For the time being, Moreno is cooling his heels in the Geauga County Jail in Ohio. He's been there for a while now, but nobody seems to be quite sure what to do with him. We can't simply send him to a migrant shelter because those facilities don't have guards assigned to keep people from leaving. He would never willingly stay in a shelter because "the food isn't good enough," particularly for someone who regularly publishes videos of himself waving around wads of $100 bills like a rapper heading for his cocaine dealer's house between gigs onstage in the hood.

++++++++++++++++++++

* _Requirements_:
a) Reproduce the passage about Moreno's stay in the Geauga County Jail word for word, everything from "For the time" down to "in the hood.".
b) Continue the passage about Moreno's stay in the Geauga County Jail from its last sentence.

++++++++++++++++++++

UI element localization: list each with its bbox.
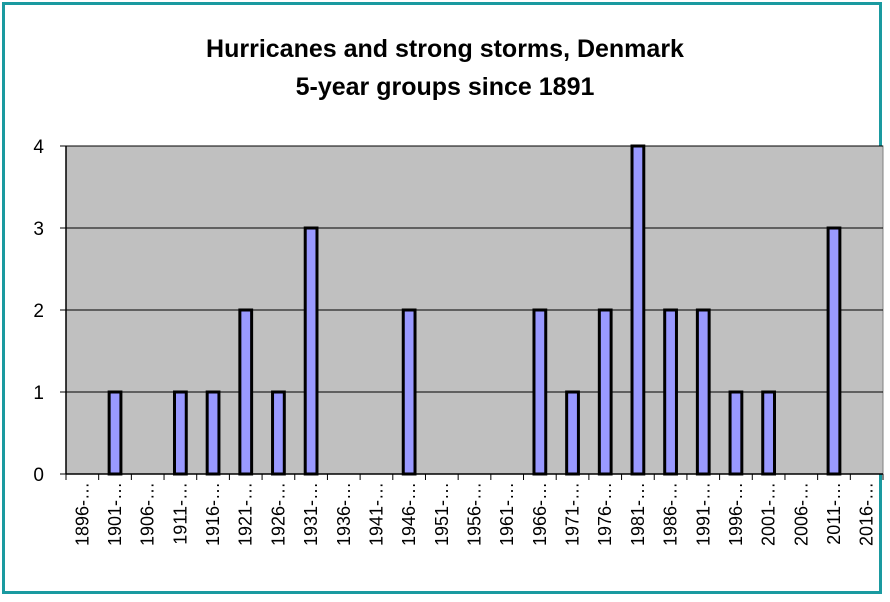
bar: [238, 308, 254, 476]
bar: [695, 308, 711, 476]
x-tick-label: 1996-…: [726, 482, 746, 546]
y-tick-label: 0: [33, 465, 44, 486]
x-tick-label: 1941-…: [366, 482, 386, 546]
x-tick-label: 1976-…: [595, 482, 615, 546]
bar: [401, 308, 417, 476]
bar: [532, 308, 548, 476]
bar: [728, 390, 744, 476]
bar: [630, 144, 646, 476]
chart-subtitle: 5-year groups since 1891: [295, 73, 595, 101]
bar: [205, 390, 221, 476]
bar: [565, 390, 580, 476]
y-tick-label: 3: [33, 219, 44, 240]
bar: [172, 390, 188, 476]
x-tick-label: 1946-…: [399, 482, 419, 546]
bar: [303, 226, 319, 476]
x-tick-label: 2001-…: [759, 482, 779, 546]
x-tick-label: 1896-…: [72, 482, 92, 546]
x-tick-label: 1911-…: [170, 482, 190, 545]
x-tick-label: 1981-…: [628, 482, 648, 546]
x-tick-label: 1916-…: [203, 482, 223, 546]
y-tick-label: 1: [33, 383, 44, 404]
x-tick-label: 1956-…: [465, 482, 485, 546]
x-tick-label: 1926-…: [268, 482, 288, 546]
x-tick-label: 1921-…: [236, 482, 256, 546]
x-tick-label: 1936-…: [334, 482, 354, 546]
y-tick-label: 4: [33, 137, 44, 158]
x-tick-label: 1901-…: [105, 482, 125, 546]
x-tick-label: 1966-…: [530, 482, 550, 546]
x-tick-label: 1906-…: [138, 482, 158, 546]
x-tick-label: 1931-…: [301, 482, 321, 546]
bar: [761, 390, 777, 476]
x-tick-label: 1951-…: [432, 482, 452, 546]
x-tick-label: 2011-…: [824, 482, 844, 545]
x-tick-label: 2016-…: [857, 482, 877, 546]
bar: [663, 308, 678, 476]
y-tick-label: 2: [33, 301, 44, 322]
x-tick-label: 2006-…: [791, 482, 811, 546]
chart-title: Hurricanes and strong storms, Denmark: [206, 35, 684, 63]
x-tick-label: 1971-…: [563, 482, 583, 546]
bar: [826, 226, 842, 476]
bar: [107, 390, 123, 476]
x-tick-label: 1961-…: [497, 482, 517, 546]
bar: [597, 308, 613, 476]
x-tick-label: 1986-…: [661, 482, 681, 546]
bar: [271, 390, 286, 476]
x-tick-label: 1991-…: [693, 482, 713, 546]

++++++++++++++++++++

* _Results_:
a)
For the time being, Moreno is cooling his heels in the Geauga County Jail in Ohio. He's been there for a while now, but nobody seems to be quite sure what to do with him. We can't simply send him to a migrant shelter because those facilities don't have guards assigned to keep people from leaving. He would never willingly stay in a shelter because "the food isn't good enough," particularly for someone who regularly publishes videos of himself waving around wads of $100 bills like a rapper heading for his cocaine dealer's house between gigs onstage in the hood.

b)
If he is booted out of the jail (again) and he can't be loaded on a plane for Caracas, then what else can we do with him? Letting him roam the countryside freely should be out of the question entirely. His very presence in the United States with that sort of attitude is a blatant insult to all legal citizens and migrants. This might require some creative thinking. Surely there are some countries that would like to earn favor with the United States, particularly during these fraught international conditions. I seem to recall that we dropped off quite a few people in Egypt during the war on ISIS and the fighting in Iraq. Human rights advocates raised a stink over that, but Egypt has long had a way of making problems disappear or at least go down the memory hole before very long. We still do a lot for Egypt and they would prefer to be on our side than that of Hamas or Iran. A smart administration could probably quietly set up a meeting with our Egyptian counterparts and arrange for a relaxing vacation for Moreno somewhere in the vicinity of some marvelous historical sights. (Not that he would see many of them.)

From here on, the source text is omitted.